Print each line exactly as it is given.
------
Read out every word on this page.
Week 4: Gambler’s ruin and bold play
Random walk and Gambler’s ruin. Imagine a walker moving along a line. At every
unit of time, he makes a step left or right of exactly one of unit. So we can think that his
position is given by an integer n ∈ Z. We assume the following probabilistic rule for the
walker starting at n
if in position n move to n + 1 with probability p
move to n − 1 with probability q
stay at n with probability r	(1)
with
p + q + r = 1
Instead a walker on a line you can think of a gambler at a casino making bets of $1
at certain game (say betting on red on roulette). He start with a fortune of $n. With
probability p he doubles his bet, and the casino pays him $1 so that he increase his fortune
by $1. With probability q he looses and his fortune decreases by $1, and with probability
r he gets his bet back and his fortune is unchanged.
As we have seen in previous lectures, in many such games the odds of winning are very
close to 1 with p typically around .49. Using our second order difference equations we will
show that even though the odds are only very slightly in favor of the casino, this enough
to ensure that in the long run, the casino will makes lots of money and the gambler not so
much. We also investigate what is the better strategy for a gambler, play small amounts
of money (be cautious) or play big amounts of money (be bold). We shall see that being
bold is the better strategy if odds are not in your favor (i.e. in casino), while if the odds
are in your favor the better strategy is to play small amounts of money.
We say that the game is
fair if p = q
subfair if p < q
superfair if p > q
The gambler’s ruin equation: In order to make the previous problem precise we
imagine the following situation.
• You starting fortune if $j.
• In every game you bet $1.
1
------
Written solution:
Read out every word on this page.
Week 4: Gambler’s ruin and bold play
Random walk and Gambler’s ruin. Imagine a walker moving along a line. At every
unit of time, he makes a step left or right of exactly one of unit. So we can think that his
position is given by an integer n ∈ Z. We assume the following probabilistic rule for the
walker starting at n
if in position n move to n + 1 with probability p
move to n − 1 with probability q
stay at n with probability r	(1)
with
p + q + r = 1
Instead a walker on a line you can think of a gambler at a casino making bets of $1
at certain game (say betting on red on roulette). He start with a fortune of $n. With
probability p he doubles his bet, and the casino pays him $1 so that he increase his fortune
by $1. With probability q he looses and his fortune decreases by $1, and with probability
r he gets his bet back and his fortune is unchanged.
As we have seen in previous lectures, in many such games the odds of winning are very
close to 1 with p typically around .49. Using our second order difference equations we will
show that even though the odds are only very slightly in favor of the casino, this enough
to ensure that in the long run, the casino will makes lots of money and the gambler not so
much. We also investigate what is the better strategy for a gambler, play small amounts
of money (be cautious) or play big amounts of money (be bold). We shall see that being
bold is the better strategy if odds are not in your favor (i.e. in casino), while if the odds
are in your favor the better strategy is to play small amounts of money.
We say that the game is
fair if p = q
subfair if p < q
superfair if p > q
The gambler’s ruin equation: In order to make the previous problem precise we
imagine the following situation.
• You starting fortune if $j.
• In every game you bet $1.
1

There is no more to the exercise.